[Entries taken from a collection]

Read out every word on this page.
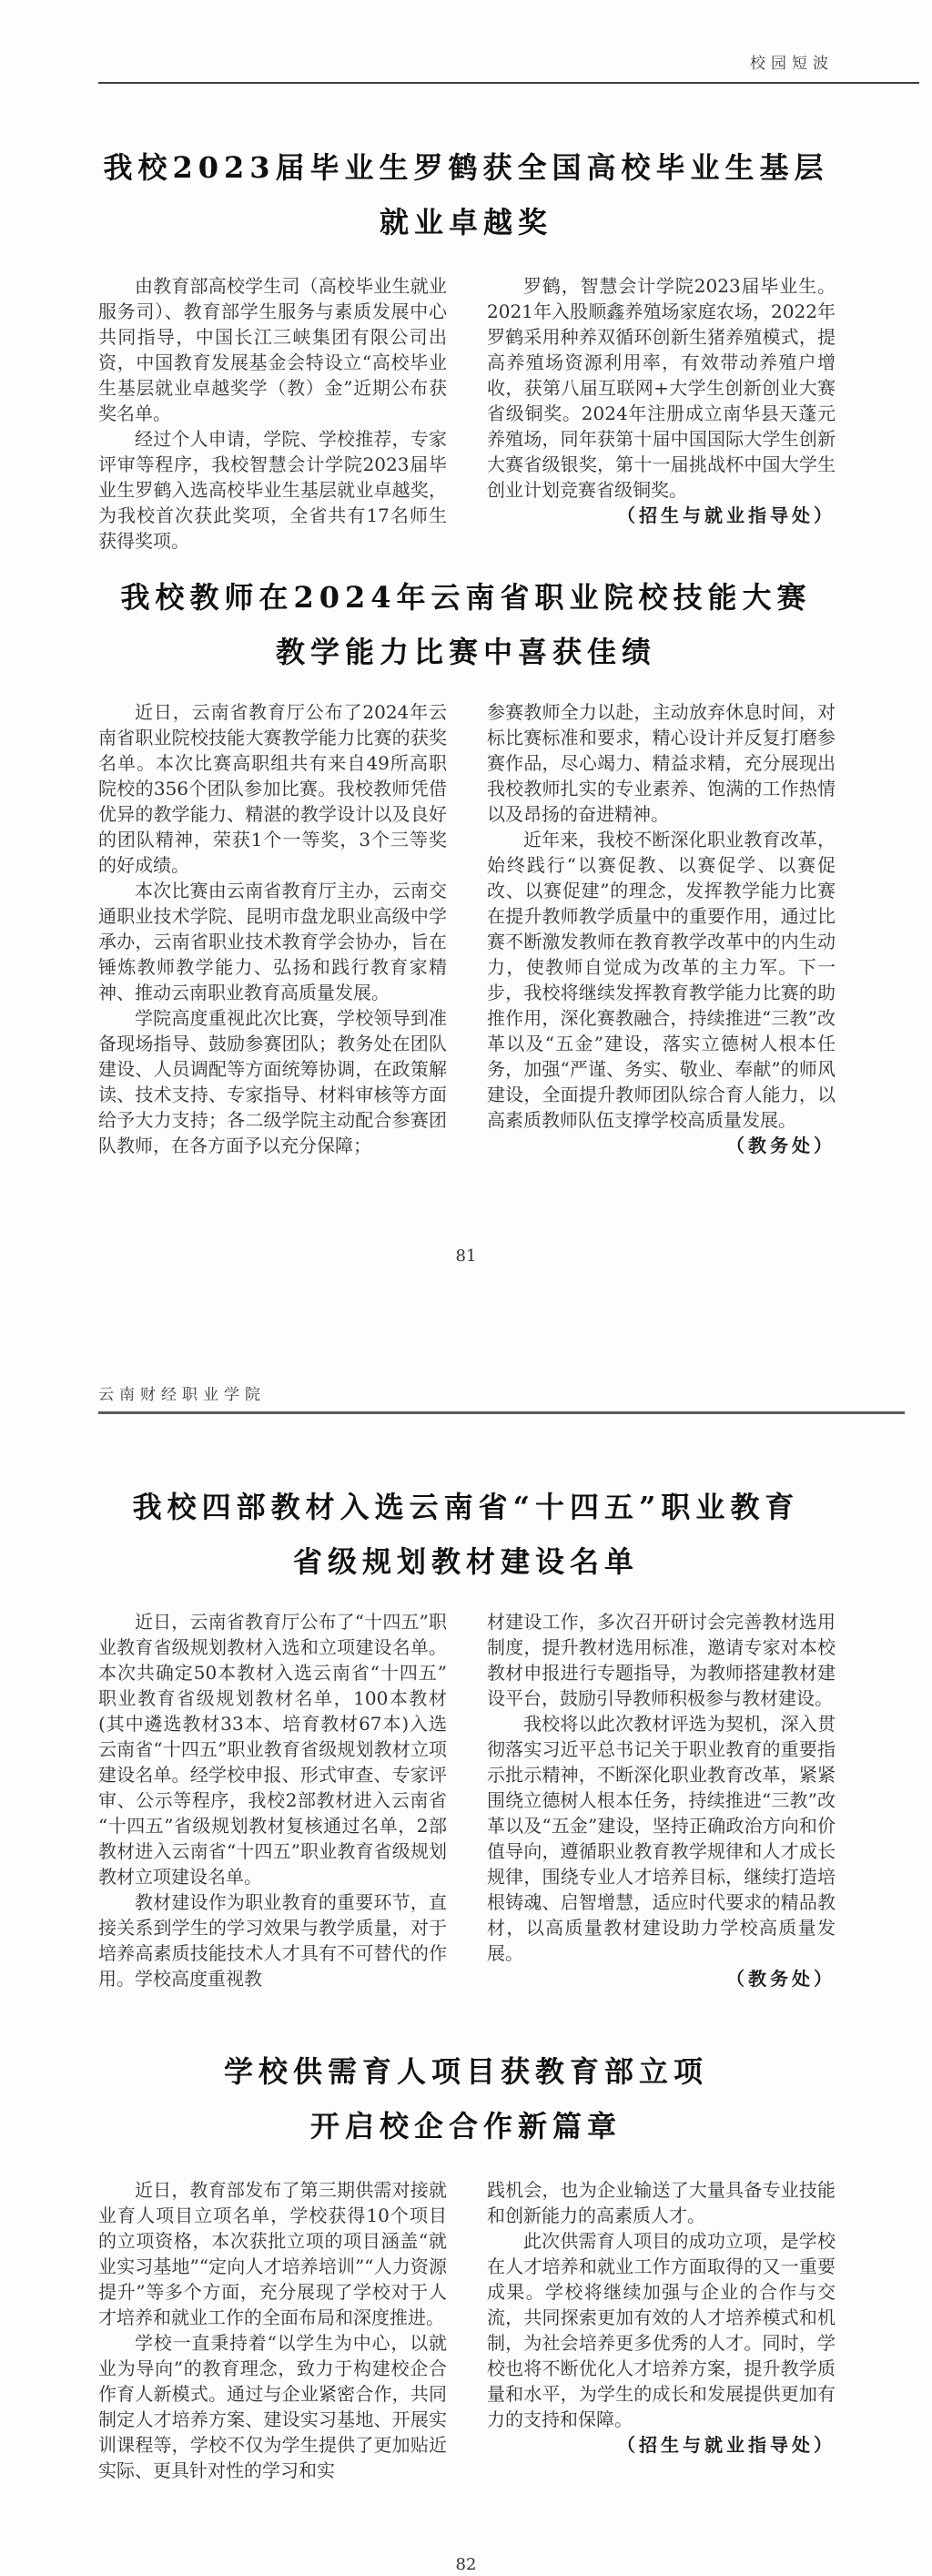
校园短波
我校2023届毕业生罗鹤获全国高校毕业生基层
就业卓越奖

由教育部高校学生司（高校毕业生就业服务司）、教育部学生服务与素质发展中心共同指导，中国长江三峡集团有限公司出资，中国教育发展基金会特设立“高校毕业生基层就业卓越奖学（教）金”近期公布获奖名单。

经过个人申请，学院、学校推荐，专家评审等程序，我校智慧会计学院2023届毕业生罗鹤入选高校毕业生基层就业卓越奖，为我校首次获此奖项，全省共有17名师生获得奖项。

罗鹤，智慧会计学院2023届毕业生。2021年入股顺鑫养殖场家庭农场，2022年罗鹤采用种养双循环创新生猪养殖模式，提高养殖场资源利用率，有效带动养殖户增收，获第八届互联网+大学生创新创业大赛省级铜奖。2024年注册成立南华县天蓬元养殖场，同年获第十届中国国际大学生创新大赛省级银奖，第十一届挑战杯中国大学生创业计划竞赛省级铜奖。

（招生与就业指导处）

我校教师在2024年云南省职业院校技能大赛
教学能力比赛中喜获佳绩

近日，云南省教育厅公布了2024年云南省职业院校技能大赛教学能力比赛的获奖名单。本次比赛高职组共有来自49所高职院校的356个团队参加比赛。我校教师凭借优异的教学能力、精湛的教学设计以及良好的团队精神，荣获1个一等奖，3个三等奖的好成绩。

本次比赛由云南省教育厅主办，云南交通职业技术学院、昆明市盘龙职业高级中学承办，云南省职业技术教育学会协办，旨在锤炼教师教学能力、弘扬和践行教育家精神、推动云南职业教育高质量发展。

学院高度重视此次比赛，学校领导到准备现场指导、鼓励参赛团队；教务处在团队建设、人员调配等方面统筹协调，在政策解读、技术支持、专家指导、材料审核等方面给予大力支持；各二级学院主动配合参赛团队教师，在各方面予以充分保障；

参赛教师全力以赴，主动放弃休息时间，对标比赛标准和要求，精心设计并反复打磨参赛作品，尽心竭力、精益求精，充分展现出我校教师扎实的专业素养、饱满的工作热情以及昂扬的奋进精神。

近年来，我校不断深化职业教育改革，始终践行“以赛促教、以赛促学、以赛促改、以赛促建”的理念，发挥教学能力比赛在提升教师教学质量中的重要作用，通过比赛不断激发教师在教育教学改革中的内生动力，使教师自觉成为改革的主力军。下一步，我校将继续发挥教育教学能力比赛的助推作用，深化赛教融合，持续推进“三教”改革以及“五金”建设，落实立德树人根本任务，加强“严谨、务实、敬业、奉献”的师风建设，全面提升教师团队综合育人能力，以高素质教师队伍支撑学校高质量发展。

（教务处）

81
云南财经职业学院
我校四部教材入选云南省“十四五”职业教育
省级规划教材建设名单

近日，云南省教育厅公布了“十四五”职业教育省级规划教材入选和立项建设名单。本次共确定50本教材入选云南省“十四五”职业教育省级规划教材名单，100本教材(其中遴选教材33本、培育教材67本)入选云南省“十四五”职业教育省级规划教材立项建设名单。经学校申报、形式审查、专家评审、公示等程序，我校2部教材进入云南省“十四五”省级规划教材复核通过名单，2部教材进入云南省“十四五”职业教育省级规划教材立项建设名单。

教材建设作为职业教育的重要环节，直接关系到学生的学习效果与教学质量，对于培养高素质技能技术人才具有不可替代的作用。学校高度重视教

材建设工作，多次召开研讨会完善教材选用制度，提升教材选用标准，邀请专家对本校教材申报进行专题指导，为教师搭建教材建设平台，鼓励引导教师积极参与教材建设。

我校将以此次教材评选为契机，深入贯彻落实习近平总书记关于职业教育的重要指示批示精神，不断深化职业教育改革，紧紧围绕立德树人根本任务，持续推进“三教”改革以及“五金”建设，坚持正确政治方向和价值导向，遵循职业教育教学规律和人才成长规律，围绕专业人才培养目标，继续打造培根铸魂、启智增慧，适应时代要求的精品教材，以高质量教材建设助力学校高质量发展。

（教务处）

学校供需育人项目获教育部立项
开启校企合作新篇章

近日，教育部发布了第三期供需对接就业育人项目立项名单，学校获得10个项目的立项资格，本次获批立项的项目涵盖“就业实习基地”“定向人才培养培训”“人力资源提升”等多个方面，充分展现了学校对于人才培养和就业工作的全面布局和深度推进。

学校一直秉持着“以学生为中心，以就业为导向”的教育理念，致力于构建校企合作育人新模式。通过与企业紧密合作，共同制定人才培养方案、建设实习基地、开展实训课程等，学校不仅为学生提供了更加贴近实际、更具针对性的学习和实

践机会，也为企业输送了大量具备专业技能和创新能力的高素质人才。

此次供需育人项目的成功立项，是学校在人才培养和就业工作方面取得的又一重要成果。学校将继续加强与企业的合作与交流，共同探索更加有效的人才培养模式和机制，为社会培养更多优秀的人才。同时，学校也将不断优化人才培养方案，提升教学质量和水平，为学生的成长和发展提供更加有力的支持和保障。

（招生与就业指导处）

82
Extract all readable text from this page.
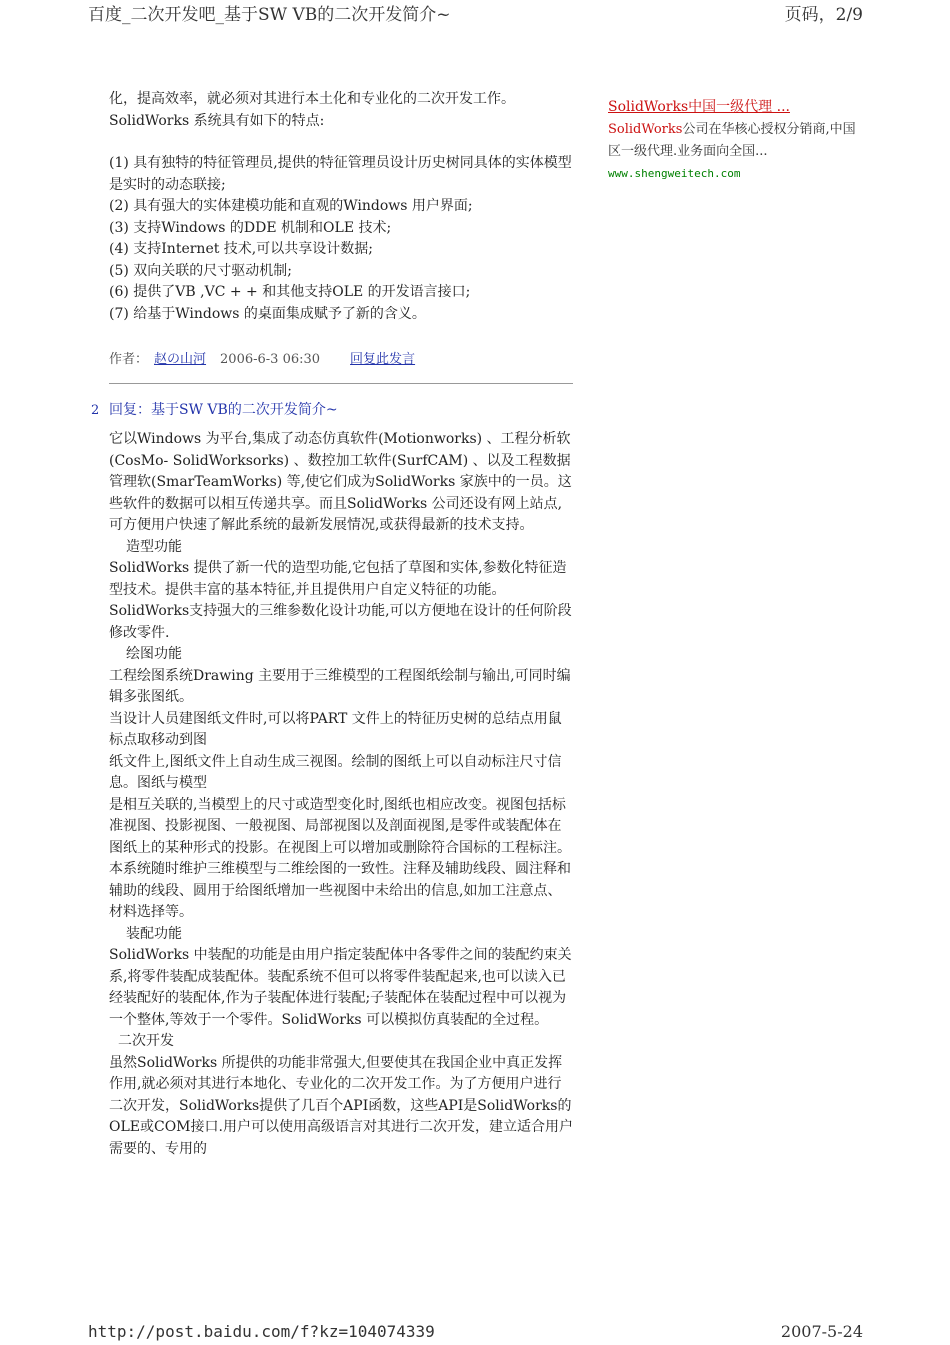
百度_二次开发吧_基于SW VB的二次开发简介~	页码，2/9

化，提高效率，就必须对其进行本土化和专业化的二次开发工作。

SolidWorks 系统具有如下的特点:

(1) 具有独特的特征管理员,提供的特征管理员设计历史树同具体的实体模型是实时的动态联接;

(2) 具有强大的实体建模功能和直观的Windows 用户界面;

(3) 支持Windows 的DDE 机制和OLE 技术;

(4) 支持Internet 技术,可以共享设计数据;

(5) 双向关联的尺寸驱动机制;

(6) 提供了VB ,VC + + 和其他支持OLE 的开发语言接口;

(7) 给基于Windows 的桌面集成赋予了新的含义。

作者： 赵の山河 2006-6-3 06:30 回复此发言
2 回复：基于SW VB的二次开发简介~

它以Windows 为平台,集成了动态仿真软件(Motionworks) 、工程分析软(CosMo- SolidWorksorks) 、数控加工软件(SurfCAM) 、以及工程数据管理软(SmarTeamWorks) 等,使它们成为SolidWorks 家族中的一员。这些软件的数据可以相互传递共享。而且SolidWorks 公司还设有网上站点,可方便用户快速了解此系统的最新发展情况,或获得最新的技术支持。

造型功能

SolidWorks 提供了新一代的造型功能,它包括了草图和实体,参数化特征造型技术。提供丰富的基本特征,并且提供用户自定义特征的功能。SolidWorks支持强大的三维参数化设计功能,可以方便地在设计的任何阶段修改零件.

绘图功能

工程绘图系统Drawing 主要用于三维模型的工程图纸绘制与输出,可同时编辑多张图纸。

当设计人员建图纸文件时,可以将PART 文件上的特征历史树的总结点用鼠标点取移动到图

纸文件上,图纸文件上自动生成三视图。绘制的图纸上可以自动标注尺寸信息。图纸与模型

是相互关联的,当模型上的尺寸或造型变化时,图纸也相应改变。视图包括标准视图、投影视图、一般视图、局部视图以及剖面视图,是零件或装配体在图纸上的某种形式的投影。在视图上可以增加或删除符合国标的工程标注。本系统随时维护三维模型与二维绘图的一致性。注释及辅助线段、圆注释和辅助的线段、圆用于给图纸增加一些视图中未给出的信息,如加工注意点、材料选择等。

装配功能

SolidWorks 中装配的功能是由用户指定装配体中各零件之间的装配约束关系,将零件装配成装配体。装配系统不但可以将零件装配起来,也可以读入已经装配好的装配体,作为子装配体进行装配;子装配体在装配过程中可以视为一个整体,等效于一个零件。SolidWorks 可以模拟仿真装配的全过程。

二次开发

虽然SolidWorks 所提供的功能非常强大,但要使其在我国企业中真正发挥作用,就必须对其进行本地化、专业化的二次开发工作。为了方便用户进行二次开发，SolidWorks提供了几百个API函数，这些API是SolidWorks的OLE或COM接口.用户可以使用高级语言对其进行二次开发，建立适合用户需要的、专用的

SolidWorks中国一级代理 ...
SolidWorks公司在华核心授权分销商,中国区一级代理.业务面向全国...
www.shengweitech.com
http://post.baidu.com/f?kz=104074339	2007-5-24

**PROMPT**
Reply with the number of lines in the data that include the string "持续推进" and nothing else.

**COMPLETE OUTPUT**
2